● **DATA LINES**
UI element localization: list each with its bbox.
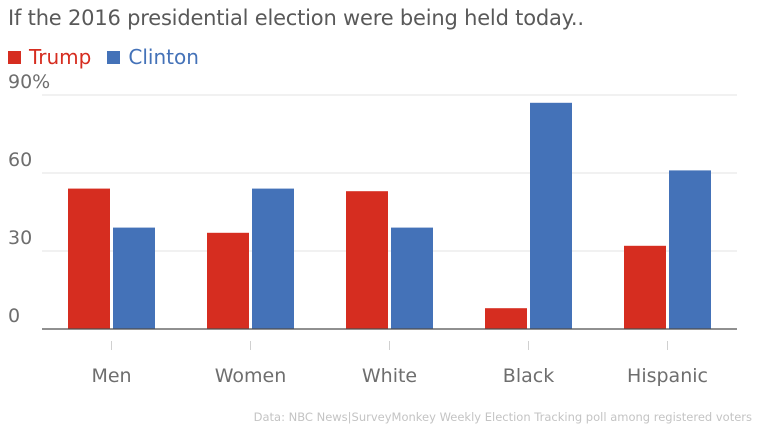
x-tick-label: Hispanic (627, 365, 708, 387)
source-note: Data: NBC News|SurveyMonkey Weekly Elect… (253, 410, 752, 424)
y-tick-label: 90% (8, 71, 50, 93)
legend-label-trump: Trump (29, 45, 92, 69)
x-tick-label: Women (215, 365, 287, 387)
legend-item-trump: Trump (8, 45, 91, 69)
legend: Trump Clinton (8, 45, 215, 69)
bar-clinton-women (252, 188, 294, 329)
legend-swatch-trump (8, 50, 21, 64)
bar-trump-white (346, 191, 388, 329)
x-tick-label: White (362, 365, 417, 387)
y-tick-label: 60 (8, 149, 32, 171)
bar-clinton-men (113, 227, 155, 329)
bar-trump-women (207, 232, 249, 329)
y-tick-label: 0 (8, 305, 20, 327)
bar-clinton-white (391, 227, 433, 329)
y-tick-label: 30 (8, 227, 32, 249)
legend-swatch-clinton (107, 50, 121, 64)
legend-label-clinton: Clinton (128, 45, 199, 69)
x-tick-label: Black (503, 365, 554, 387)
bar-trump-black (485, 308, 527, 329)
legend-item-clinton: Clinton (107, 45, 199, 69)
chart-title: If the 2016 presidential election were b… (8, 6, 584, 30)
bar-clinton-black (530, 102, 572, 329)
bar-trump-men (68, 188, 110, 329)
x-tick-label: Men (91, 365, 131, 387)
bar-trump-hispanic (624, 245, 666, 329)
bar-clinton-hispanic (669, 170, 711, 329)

● **WHAT IS BEING ASKED**
Transcribe every line of the data above verbatim, omitting the picture lines.

● **WRITTEN RESPONSE**
UI element localization: list each with its bbox.
x-tick-label: Hispanic (627, 365, 708, 387)
source-note: Data: NBC News|SurveyMonkey Weekly Elect… (253, 410, 752, 424)
y-tick-label: 90% (8, 71, 50, 93)
legend-label-trump: Trump (29, 45, 92, 69)
x-tick-label: Women (215, 365, 287, 387)
legend-item-trump: Trump (8, 45, 91, 69)
legend: Trump Clinton (8, 45, 215, 69)
bar-clinton-women (252, 188, 294, 329)
legend-swatch-trump (8, 50, 21, 64)
bar-trump-white (346, 191, 388, 329)
x-tick-label: White (362, 365, 417, 387)
y-tick-label: 60 (8, 149, 32, 171)
bar-clinton-men (113, 227, 155, 329)
bar-trump-women (207, 232, 249, 329)
y-tick-label: 0 (8, 305, 20, 327)
bar-clinton-white (391, 227, 433, 329)
y-tick-label: 30 (8, 227, 32, 249)
legend-swatch-clinton (107, 50, 121, 64)
legend-label-clinton: Clinton (128, 45, 199, 69)
x-tick-label: Black (503, 365, 554, 387)
bar-trump-black (485, 308, 527, 329)
legend-item-clinton: Clinton (107, 45, 199, 69)
chart-title: If the 2016 presidential election were b… (8, 6, 584, 30)
bar-clinton-black (530, 102, 572, 329)
bar-trump-men (68, 188, 110, 329)
x-tick-label: Men (91, 365, 131, 387)
bar-trump-hispanic (624, 245, 666, 329)
bar-clinton-hispanic (669, 170, 711, 329)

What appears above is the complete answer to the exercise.